● EXERCISE OBJECTIVE
Please repeat all of the listing exactly.

Collection entries:
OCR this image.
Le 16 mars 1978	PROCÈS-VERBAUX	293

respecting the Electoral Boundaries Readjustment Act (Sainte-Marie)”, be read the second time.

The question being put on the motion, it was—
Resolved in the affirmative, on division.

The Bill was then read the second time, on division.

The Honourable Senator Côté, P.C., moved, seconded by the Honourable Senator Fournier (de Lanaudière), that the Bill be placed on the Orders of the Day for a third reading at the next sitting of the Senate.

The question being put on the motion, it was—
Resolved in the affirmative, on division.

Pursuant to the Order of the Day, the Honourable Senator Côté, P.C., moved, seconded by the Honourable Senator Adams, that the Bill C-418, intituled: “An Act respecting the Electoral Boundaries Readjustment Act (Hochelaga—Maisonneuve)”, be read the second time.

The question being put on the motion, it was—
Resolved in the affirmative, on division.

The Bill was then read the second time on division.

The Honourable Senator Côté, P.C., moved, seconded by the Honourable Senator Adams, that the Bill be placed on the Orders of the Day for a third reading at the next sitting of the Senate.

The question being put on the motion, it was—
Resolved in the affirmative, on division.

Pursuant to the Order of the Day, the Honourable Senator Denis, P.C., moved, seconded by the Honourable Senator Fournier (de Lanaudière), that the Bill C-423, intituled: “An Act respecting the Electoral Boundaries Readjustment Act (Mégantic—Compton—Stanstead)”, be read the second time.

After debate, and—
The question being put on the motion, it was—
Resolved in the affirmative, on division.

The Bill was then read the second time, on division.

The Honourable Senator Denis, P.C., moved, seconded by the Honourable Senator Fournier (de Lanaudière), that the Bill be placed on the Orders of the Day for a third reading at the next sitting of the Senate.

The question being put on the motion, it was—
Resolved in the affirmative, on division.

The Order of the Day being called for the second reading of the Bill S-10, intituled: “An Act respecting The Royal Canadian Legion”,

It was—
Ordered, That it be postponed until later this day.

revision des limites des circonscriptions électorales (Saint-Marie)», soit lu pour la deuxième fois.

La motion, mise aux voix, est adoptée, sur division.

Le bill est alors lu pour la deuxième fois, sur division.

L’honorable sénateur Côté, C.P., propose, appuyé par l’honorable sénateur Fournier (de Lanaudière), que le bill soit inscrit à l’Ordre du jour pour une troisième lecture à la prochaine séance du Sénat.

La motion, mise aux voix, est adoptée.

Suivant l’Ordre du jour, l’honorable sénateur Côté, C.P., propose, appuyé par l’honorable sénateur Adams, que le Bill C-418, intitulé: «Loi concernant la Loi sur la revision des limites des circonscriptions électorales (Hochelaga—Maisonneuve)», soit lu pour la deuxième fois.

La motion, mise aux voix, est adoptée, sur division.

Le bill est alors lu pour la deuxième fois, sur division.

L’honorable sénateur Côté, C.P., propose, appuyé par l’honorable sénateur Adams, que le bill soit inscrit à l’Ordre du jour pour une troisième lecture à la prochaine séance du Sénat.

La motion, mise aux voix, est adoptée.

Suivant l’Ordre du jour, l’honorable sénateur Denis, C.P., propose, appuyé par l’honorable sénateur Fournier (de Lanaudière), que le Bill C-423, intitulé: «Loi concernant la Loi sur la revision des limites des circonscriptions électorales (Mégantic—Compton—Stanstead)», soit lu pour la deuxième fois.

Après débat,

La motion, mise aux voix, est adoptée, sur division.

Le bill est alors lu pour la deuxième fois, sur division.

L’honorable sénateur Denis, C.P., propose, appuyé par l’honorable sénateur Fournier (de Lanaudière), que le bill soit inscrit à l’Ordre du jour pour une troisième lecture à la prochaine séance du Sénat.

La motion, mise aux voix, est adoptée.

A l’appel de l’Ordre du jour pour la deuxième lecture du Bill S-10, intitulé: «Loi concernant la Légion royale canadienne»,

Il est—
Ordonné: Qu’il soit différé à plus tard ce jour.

● EXERCISE OUTPUT
OCR this image.
Le 16 mars 1978	PROCÈS-VERBAUX	293

respecting the Electoral Boundaries Readjustment Act (Sainte-Marie)”, be read the second time.

The question being put on the motion, it was—
Resolved in the affirmative, on division.

The Bill was then read the second time, on division.

The Honourable Senator Côté, P.C., moved, seconded by the Honourable Senator Fournier (de Lanaudière), that the Bill be placed on the Orders of the Day for a third reading at the next sitting of the Senate.

The question being put on the motion, it was—
Resolved in the affirmative, on division.

Pursuant to the Order of the Day, the Honourable Senator Côté, P.C., moved, seconded by the Honourable Senator Adams, that the Bill C-418, intituled: “An Act respecting the Electoral Boundaries Readjustment Act (Hochelaga—Maisonneuve)”, be read the second time.

The question being put on the motion, it was—
Resolved in the affirmative, on division.

The Bill was then read the second time on division.

The Honourable Senator Côté, P.C., moved, seconded by the Honourable Senator Adams, that the Bill be placed on the Orders of the Day for a third reading at the next sitting of the Senate.

The question being put on the motion, it was—
Resolved in the affirmative, on division.

Pursuant to the Order of the Day, the Honourable Senator Denis, P.C., moved, seconded by the Honourable Senator Fournier (de Lanaudière), that the Bill C-423, intituled: “An Act respecting the Electoral Boundaries Readjustment Act (Mégantic—Compton—Stanstead)”, be read the second time.

After debate, and—
The question being put on the motion, it was—
Resolved in the affirmative, on division.

The Bill was then read the second time, on division.

The Honourable Senator Denis, P.C., moved, seconded by the Honourable Senator Fournier (de Lanaudière), that the Bill be placed on the Orders of the Day for a third reading at the next sitting of the Senate.

The question being put on the motion, it was—
Resolved in the affirmative, on division.

The Order of the Day being called for the second reading of the Bill S-10, intituled: “An Act respecting The Royal Canadian Legion”,

It was—
Ordered, That it be postponed until later this day.

revision des limites des circonscriptions électorales (Saint-Marie)», soit lu pour la deuxième fois.

La motion, mise aux voix, est adoptée, sur division.

Le bill est alors lu pour la deuxième fois, sur division.

L’honorable sénateur Côté, C.P., propose, appuyé par l’honorable sénateur Fournier (de Lanaudière), que le bill soit inscrit à l’Ordre du jour pour une troisième lecture à la prochaine séance du Sénat.

La motion, mise aux voix, est adoptée.

Suivant l’Ordre du jour, l’honorable sénateur Côté, C.P., propose, appuyé par l’honorable sénateur Adams, que le Bill C-418, intitulé: «Loi concernant la Loi sur la revision des limites des circonscriptions électorales (Hochelaga—Maisonneuve)», soit lu pour la deuxième fois.

La motion, mise aux voix, est adoptée, sur division.

Le bill est alors lu pour la deuxième fois, sur division.

L’honorable sénateur Côté, C.P., propose, appuyé par l’honorable sénateur Adams, que le bill soit inscrit à l’Ordre du jour pour une troisième lecture à la prochaine séance du Sénat.

La motion, mise aux voix, est adoptée.

Suivant l’Ordre du jour, l’honorable sénateur Denis, C.P., propose, appuyé par l’honorable sénateur Fournier (de Lanaudière), que le Bill C-423, intitulé: «Loi concernant la Loi sur la revision des limites des circonscriptions électorales (Mégantic—Compton—Stanstead)», soit lu pour la deuxième fois.

Après débat,

La motion, mise aux voix, est adoptée, sur division.

Le bill est alors lu pour la deuxième fois, sur division.

L’honorable sénateur Denis, C.P., propose, appuyé par l’honorable sénateur Fournier (de Lanaudière), que le bill soit inscrit à l’Ordre du jour pour une troisième lecture à la prochaine séance du Sénat.

La motion, mise aux voix, est adoptée.

A l’appel de l’Ordre du jour pour la deuxième lecture du Bill S-10, intitulé: «Loi concernant la Légion royale canadienne»,

Il est—
Ordonné: Qu’il soit différé à plus tard ce jour.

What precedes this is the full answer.